> [課題]
十日えびすの文章から、「十日えびすでにぎわう写真」から「次のような呼び名があります。」までの部分を一字も変えずに書き写してください。

> [提示文]
________________________________________

十日えびす(とおかえびす)とは、主に関西地方で1月10日を中心に行われる「えびす講(えびすこう)」のことを意味します。

えびす講とは、商売繁盛や家運隆盛を願って恵比寿様(恵比寿天)を祀る、昔ながらの行事です。七福神のひとりに数えられる恵比寿様は「商売人に福をもたらす神様」として知られていますが、漁業や農業を生業にしている人たちからも信仰されている福の神です。

もともとは、豊漁をもたらす神様として漁師たちに信仰されていた恵比寿様。

やがて商売人には商売繁盛を、農家には五穀豊穣を授けてくれる神様としても愛されるようになりました。

顔
えびす講とえびす様について、詳しくはこちら えびす講(えびすこう)とは?習わしや関東・関西での違いについて

関西地方の十日えびす

十日えびすでにぎわう写真

全国的に親しまれているえびす講ですが、行われる日程には地域差があります。

前述通り、関西地方では主に1月10日を中心にえびす講を催すのが一般的です。一方、関東地方では10月20日、もしくは1月20日に行われることが多いです。1月10日に行われる「十日えびす」に対して、10月や1月の20日に行われるえびす講は「二十日えびす(はつかえびす)」と呼ばれています。

関西地方の十日えびすの期間は、主に3日間。1月10日を中心に、1月9日から11日にかけて行われます。十日えびすが執り行われる3日間にはそれぞれ次のような呼び名があります。

  • 9日は宵えびす
  • 中日にあたる10日は本えびす
  • 最終日の11日は残りえびす(もしくは残り福)

と呼ばれています。

十日えびすのしきたり

恵比須様に願いをかける

西宮神社の門

十日えびすの日が来ると、人々は近所の恵比寿様を祀っている寺院にお参りに行き、商売繁盛や家運隆盛、五穀豊穣などを祈ります。また、家に知人を招いて宴会を開くことも。特に関西で商いをしている人々は、商売仲間を呼んで一緒に盛り上がることが多いようです。

また昔から、十日えびすの日には各店舗で大売出しを行い、1年間分の罪を清算したとも伝わっています。この大売出しが、現在のバーゲンセールに繋がっているという説もあります。

「福笹」の売り出し

福笹の写真

また、十日えびすで恒例なのが、大阪府の今宮戎神社で行われる「福笹」の売り出しです。福笹は、笹の葉や熊手に縁起ものである小判や米俵、鯛などを結び付けた縁起物。この福笹は十日えびすの時にしか買えないということもあり大人気です。今宮戎神社の境内では「商売繁盛で笹もってこい!」という威勢の良い「えびす囃子」が流され、福笹が販売されます。

購入した福笹は家の神棚などに祀り、翌年の十日えびすの日にまた新しいものに買い替えるというしきたりがあります。こうすることで、毎年新たに福を呼び込むことができるのです。

開門神事・福男選び

福男選びのイラスト

兵庫県の西宮神社では、その年の「福男(ふくおとこ)」を決定する神事が催されます。福男とは、幸福を皆に分け与える役割を持つ人を意味します。

開門神事・福男選び」と呼ばれるこの神事が行われる日は、十日戎の中日である1月10日。朝6時、太鼓の合図とともに神社の門(赤門)が開け放たれ、福男を目指す大勢の人々が一斉に駆け出します。熱いレースを制し、1着で拝殿にたどり着いた人が「一番福」2着の人が「二番福」3着の人が「三番福」として、それぞれ福男に選ばれます。

江戸時代から始まったといわれるこの福男選び。「福男」という名称から誤解されやすいのですが、福男選びには女性も参加することができます。

________________________________________

> [提供資料]
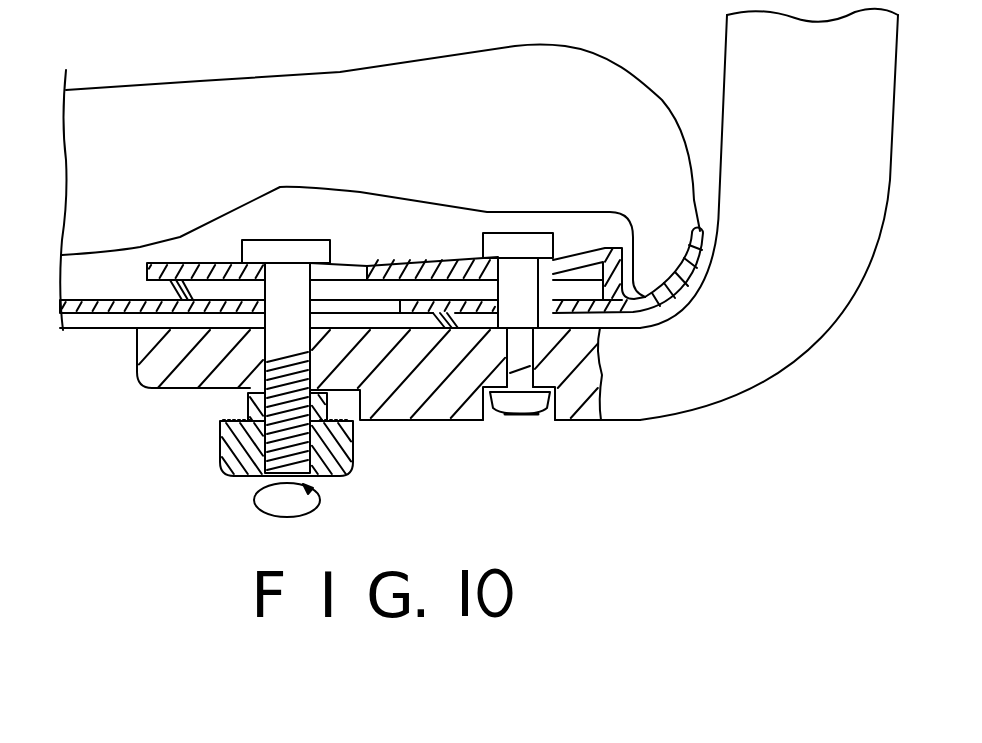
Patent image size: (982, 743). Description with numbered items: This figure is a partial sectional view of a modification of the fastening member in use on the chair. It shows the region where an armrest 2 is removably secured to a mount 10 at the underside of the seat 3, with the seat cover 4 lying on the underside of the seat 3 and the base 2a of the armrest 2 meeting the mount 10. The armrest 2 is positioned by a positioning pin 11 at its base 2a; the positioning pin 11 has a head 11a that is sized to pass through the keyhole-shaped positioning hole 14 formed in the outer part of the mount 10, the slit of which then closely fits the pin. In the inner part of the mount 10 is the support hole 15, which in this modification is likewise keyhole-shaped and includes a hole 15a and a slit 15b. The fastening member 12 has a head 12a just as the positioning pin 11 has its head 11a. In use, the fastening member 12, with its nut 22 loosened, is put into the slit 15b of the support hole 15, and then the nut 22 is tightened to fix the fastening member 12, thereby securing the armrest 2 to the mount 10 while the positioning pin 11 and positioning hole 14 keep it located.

The armrest 2 is at (753, 53).
The base 2a is at (398, 398).
The seat 3 is at (258, 107).
The seat cover 4 is at (108, 303).
The mount 10 is at (427, 270).
The positioning pin 11 is at (545, 344).
The head 11a is at (517, 233).
The fastening member 12 is at (256, 360).
The head 12a is at (290, 240).
The positioning hole 14 is at (578, 255).
The support hole 15 is at (355, 266).
The hole 15a is at (381, 265).
The slit 15b is at (233, 263).
The nut 22 is at (240, 470).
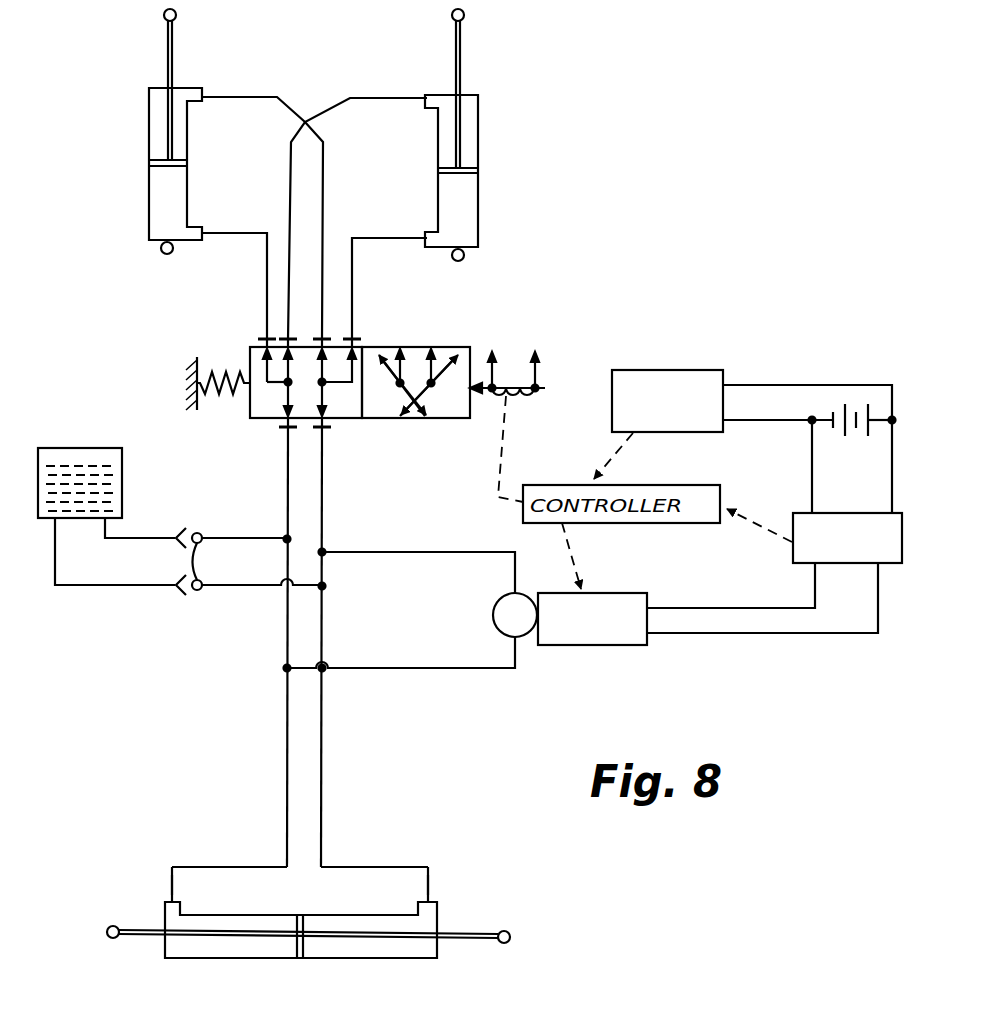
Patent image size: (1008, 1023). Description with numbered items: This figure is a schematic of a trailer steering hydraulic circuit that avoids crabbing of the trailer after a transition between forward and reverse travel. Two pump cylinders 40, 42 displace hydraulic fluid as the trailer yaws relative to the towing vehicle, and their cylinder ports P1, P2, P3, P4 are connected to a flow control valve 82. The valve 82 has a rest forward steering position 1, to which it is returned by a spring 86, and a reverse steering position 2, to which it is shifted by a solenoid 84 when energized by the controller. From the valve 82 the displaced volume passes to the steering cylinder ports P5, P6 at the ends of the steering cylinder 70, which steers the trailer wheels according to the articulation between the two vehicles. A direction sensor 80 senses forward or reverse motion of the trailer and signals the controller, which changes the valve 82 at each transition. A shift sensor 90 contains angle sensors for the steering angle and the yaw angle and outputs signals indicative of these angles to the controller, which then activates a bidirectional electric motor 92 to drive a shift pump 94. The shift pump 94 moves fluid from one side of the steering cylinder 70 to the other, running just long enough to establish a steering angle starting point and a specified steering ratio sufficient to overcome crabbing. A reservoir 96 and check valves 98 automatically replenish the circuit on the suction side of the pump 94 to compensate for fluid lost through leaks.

The forward steering position 1 is at (258, 407).
The reverse steering position 2 is at (376, 419).
The pump cylinder 40 is at (480, 135).
The pump cylinder 42 is at (149, 110).
The steering cylinder 70 is at (335, 959).
The direction sensor 80 is at (642, 416).
The flow control valve 82 is at (432, 322).
The solenoid 84 is at (507, 388).
The spring 86 is at (216, 372).
The shift sensor 90 is at (830, 556).
The bidirectional electric motor 92 is at (576, 636).
The shift pump 94 is at (494, 611).
The reservoir 96 is at (95, 448).
The check valves 98 is at (182, 558).
The cylinder port P1 is at (248, 96).
The cylinder port P2 is at (243, 232).
The cylinder port P3 is at (404, 97).
The cylinder port P4 is at (410, 237).
The steering cylinder port P5 is at (172, 882).
The steering cylinder port P6 is at (429, 884).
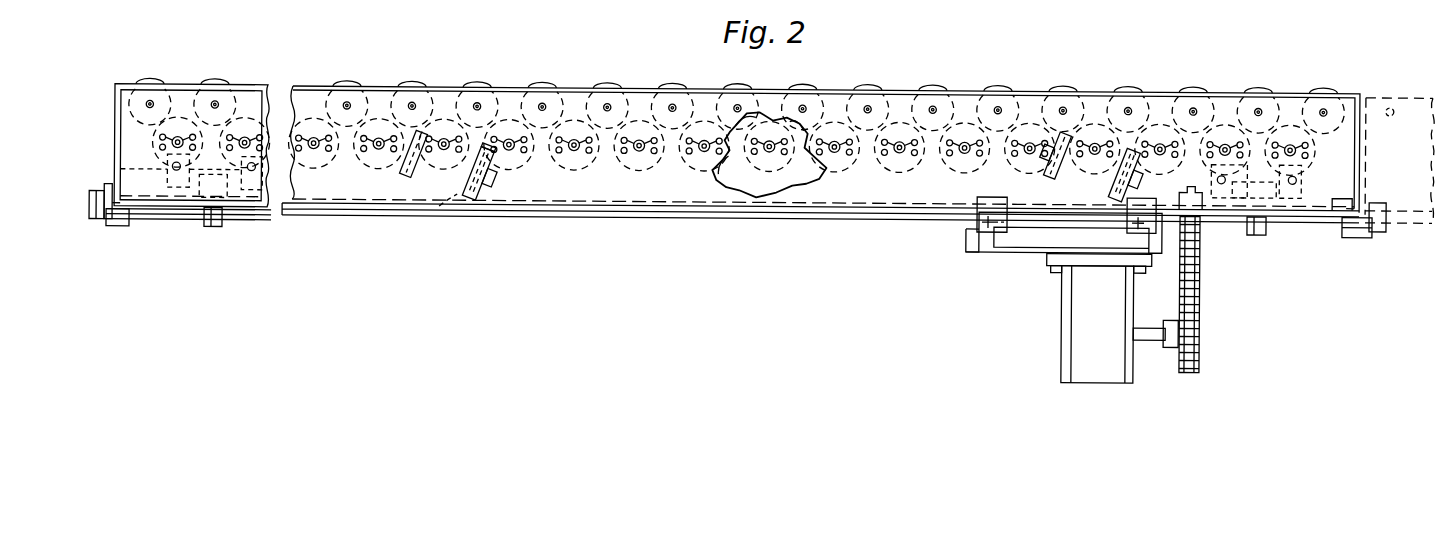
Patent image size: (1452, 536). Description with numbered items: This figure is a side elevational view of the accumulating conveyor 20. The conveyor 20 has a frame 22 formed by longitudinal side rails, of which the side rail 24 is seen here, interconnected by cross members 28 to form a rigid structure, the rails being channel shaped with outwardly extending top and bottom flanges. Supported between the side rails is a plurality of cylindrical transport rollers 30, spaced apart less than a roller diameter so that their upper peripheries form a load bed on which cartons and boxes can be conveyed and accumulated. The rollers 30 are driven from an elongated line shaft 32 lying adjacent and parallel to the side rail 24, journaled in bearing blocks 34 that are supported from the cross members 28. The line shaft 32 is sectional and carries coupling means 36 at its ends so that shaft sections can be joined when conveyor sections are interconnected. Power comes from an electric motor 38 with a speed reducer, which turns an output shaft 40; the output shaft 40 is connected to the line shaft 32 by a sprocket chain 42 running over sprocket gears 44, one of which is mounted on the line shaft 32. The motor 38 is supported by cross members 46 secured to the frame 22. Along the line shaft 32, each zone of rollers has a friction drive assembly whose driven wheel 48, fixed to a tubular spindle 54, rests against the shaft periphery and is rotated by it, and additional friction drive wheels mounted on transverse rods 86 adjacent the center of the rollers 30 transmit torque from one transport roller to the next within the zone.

The conveyor 20 is at (1040, 66).
The frame 22 is at (670, 212).
The side rail 24 is at (1296, 86).
The cross members 28 is at (253, 195).
The transport rollers 30 is at (600, 82).
The line shaft 32 is at (818, 216).
The bearing blocks 34 is at (213, 228).
The coupling means 36 is at (118, 227).
The electric motor 38 is at (1090, 316).
The output shaft 40 is at (1152, 335).
The sprocket chain 42 is at (1204, 291).
The sprocket gears 44 is at (1172, 342).
The cross members 46 is at (968, 246).
The driven wheel 48 is at (485, 205).
The tubular spindle 54 is at (440, 205).
The transverse rods 86 is at (1196, 98).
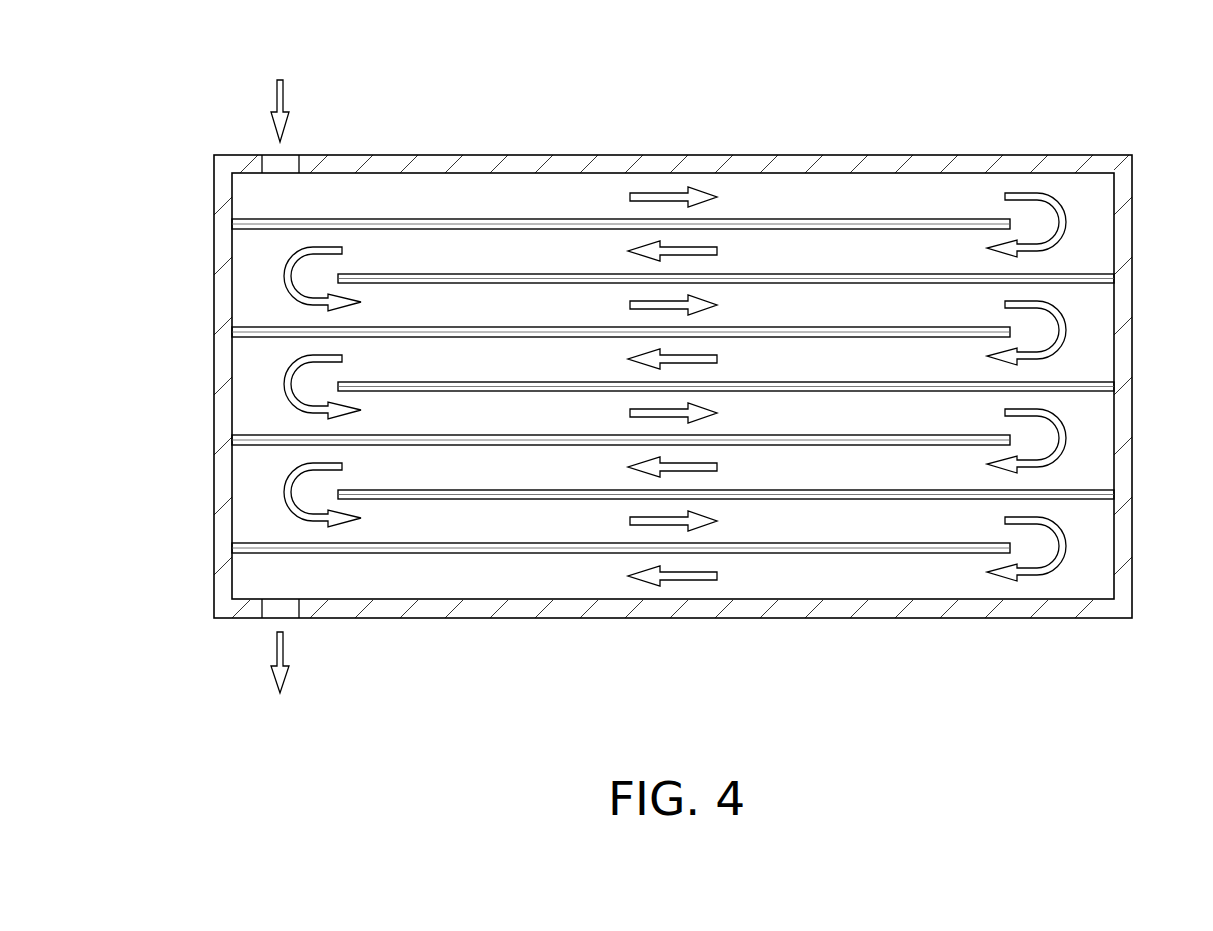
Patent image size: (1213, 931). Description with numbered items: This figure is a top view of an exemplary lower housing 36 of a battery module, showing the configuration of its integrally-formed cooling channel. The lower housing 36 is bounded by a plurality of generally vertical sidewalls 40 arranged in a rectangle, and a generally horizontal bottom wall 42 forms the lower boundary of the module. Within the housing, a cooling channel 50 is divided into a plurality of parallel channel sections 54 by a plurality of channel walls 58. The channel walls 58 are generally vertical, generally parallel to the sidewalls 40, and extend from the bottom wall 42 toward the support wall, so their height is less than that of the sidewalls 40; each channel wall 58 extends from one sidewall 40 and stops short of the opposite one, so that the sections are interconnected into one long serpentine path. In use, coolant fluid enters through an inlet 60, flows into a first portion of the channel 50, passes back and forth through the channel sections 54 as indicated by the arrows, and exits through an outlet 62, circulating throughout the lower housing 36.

The lower housing 36 is at (1132, 204).
The sidewalls 40 is at (572, 162).
The bottom wall 42 is at (845, 580).
The channel 50 is at (788, 200).
The channel sections 54 is at (527, 587).
The channel walls 58 is at (984, 218).
The inlet 60 is at (280, 97).
The outlet 62 is at (280, 679).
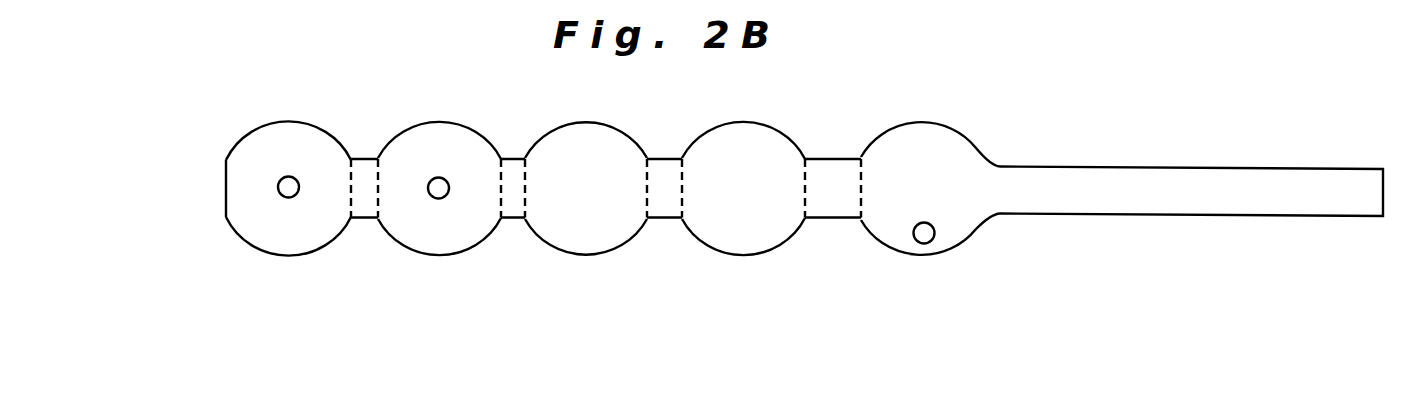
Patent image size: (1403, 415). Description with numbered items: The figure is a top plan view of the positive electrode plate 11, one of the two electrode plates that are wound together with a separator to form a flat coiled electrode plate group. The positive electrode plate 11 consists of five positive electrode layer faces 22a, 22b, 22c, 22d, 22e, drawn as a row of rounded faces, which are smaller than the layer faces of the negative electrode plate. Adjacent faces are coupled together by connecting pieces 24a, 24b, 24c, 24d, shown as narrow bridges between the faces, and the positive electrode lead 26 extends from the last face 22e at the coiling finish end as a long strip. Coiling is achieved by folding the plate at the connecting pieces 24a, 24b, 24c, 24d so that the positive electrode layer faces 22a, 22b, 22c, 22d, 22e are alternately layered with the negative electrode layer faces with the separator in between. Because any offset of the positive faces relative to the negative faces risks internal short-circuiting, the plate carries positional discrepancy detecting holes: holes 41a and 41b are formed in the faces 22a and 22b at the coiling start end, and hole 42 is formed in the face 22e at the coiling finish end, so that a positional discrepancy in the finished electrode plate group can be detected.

The positive electrode plate 11 is at (1055, 149).
The positive electrode layer face 22a is at (290, 238).
The positive electrode layer face 22b is at (440, 233).
The positive electrode layer face 22c is at (582, 230).
The positive electrode layer face 22d is at (742, 237).
The positive electrode layer face 22e is at (955, 215).
The connecting piece 24a is at (372, 178).
The connecting piece 24b is at (512, 168).
The connecting piece 24c is at (665, 175).
The connecting piece 24d is at (830, 173).
The positive electrode lead 26 is at (1078, 203).
The positional discrepancy detecting hole 41a is at (287, 175).
The positional discrepancy detecting hole 41b is at (440, 176).
The positional discrepancy detecting hole 42 is at (915, 243).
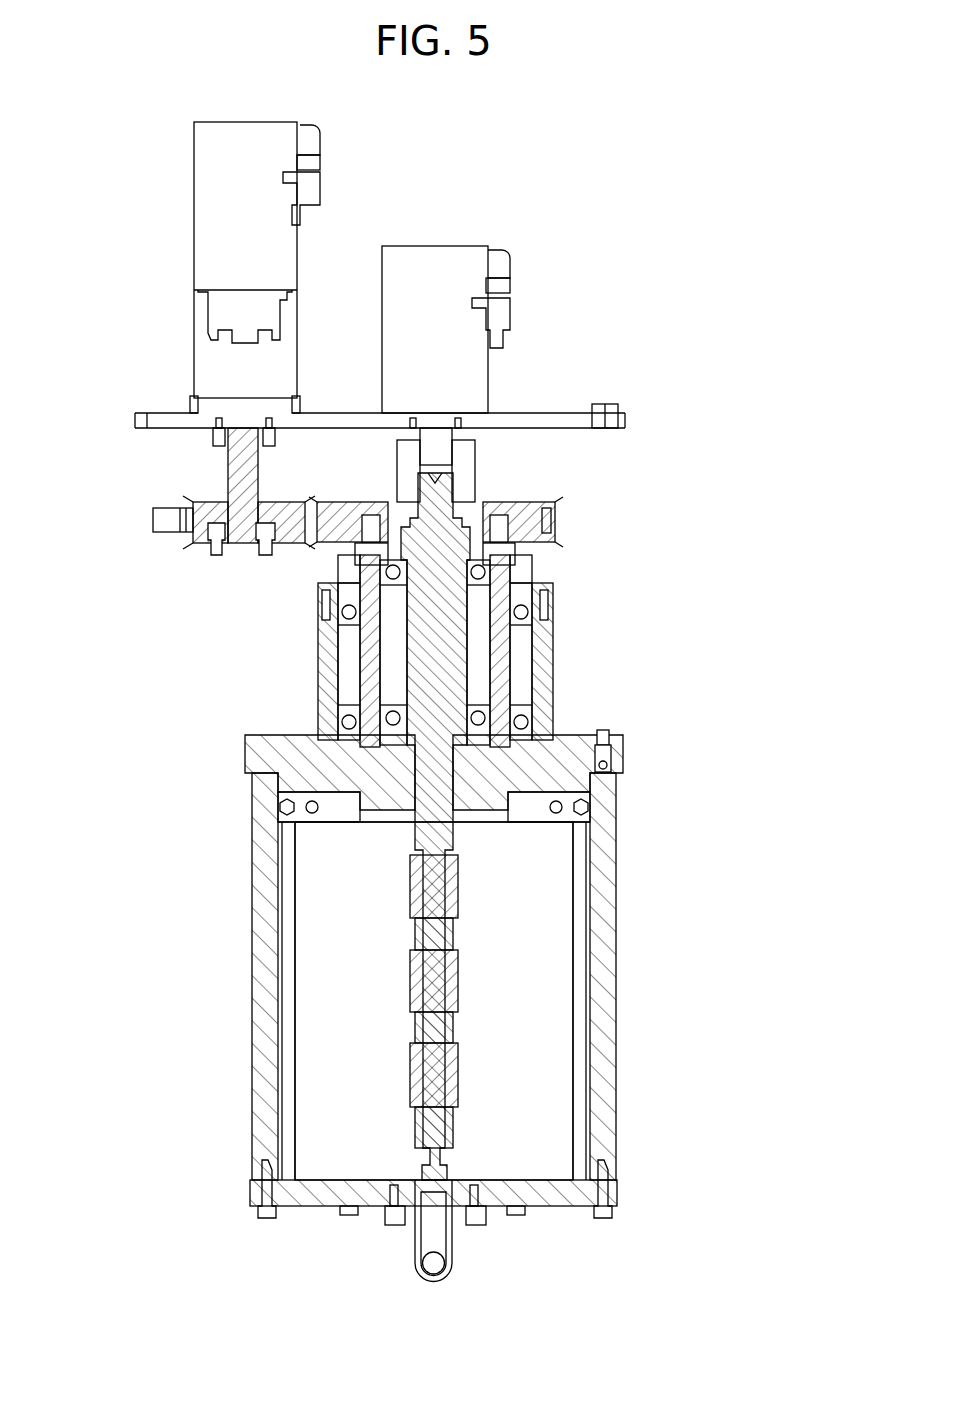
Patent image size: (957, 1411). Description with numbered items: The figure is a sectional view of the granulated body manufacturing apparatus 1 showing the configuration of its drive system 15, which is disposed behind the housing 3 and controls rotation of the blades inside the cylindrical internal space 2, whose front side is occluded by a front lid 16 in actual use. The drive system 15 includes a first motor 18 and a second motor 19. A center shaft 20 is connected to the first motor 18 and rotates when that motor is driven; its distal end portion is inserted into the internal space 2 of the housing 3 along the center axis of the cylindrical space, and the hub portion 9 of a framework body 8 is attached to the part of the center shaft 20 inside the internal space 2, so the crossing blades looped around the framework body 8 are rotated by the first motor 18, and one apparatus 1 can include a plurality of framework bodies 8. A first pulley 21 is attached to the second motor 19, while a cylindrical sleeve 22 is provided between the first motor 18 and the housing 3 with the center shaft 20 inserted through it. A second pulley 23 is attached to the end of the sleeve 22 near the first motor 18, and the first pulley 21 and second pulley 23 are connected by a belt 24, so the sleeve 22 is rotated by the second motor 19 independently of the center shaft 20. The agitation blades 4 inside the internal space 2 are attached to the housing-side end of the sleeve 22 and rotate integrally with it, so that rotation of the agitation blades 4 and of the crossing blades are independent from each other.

The manufacturing apparatus 1 is at (632, 797).
The internal space 2 is at (362, 1071).
The housing 3 is at (262, 843).
The agitation blades 4 is at (580, 872).
The framework body 8 is at (457, 902).
The hub portion 9 is at (561, 1001).
The drive system 15 is at (582, 254).
The front lid 16 is at (567, 1205).
The first motor 18 is at (455, 268).
The second motor 19 is at (213, 192).
The center shaft 20 is at (438, 605).
The first pulley 21 is at (210, 497).
The sleeve 22 is at (500, 655).
The second pulley 23 is at (522, 512).
The belt 24 is at (157, 522).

________________________________________

> [模範解答]
十日えびすでにぎわう写真

全国的に親しまれているえびす講ですが、行われる日程には地域差があります。

前述通り、関西地方では主に1月10日を中心にえびす講を催すのが一般的です。一方、関東地方では10月20日、もしくは1月20日に行われることが多いです。1月10日に行われる「十日えびす」に対して、10月や1月の20日に行われるえびす講は「二十日えびす(はつかえびす)」と呼ばれています。

関西地方の十日えびすの期間は、主に3日間。1月10日を中心に、1月9日から11日にかけて行われます。十日えびすが執り行われる3日間にはそれぞれ次のような呼び名があります。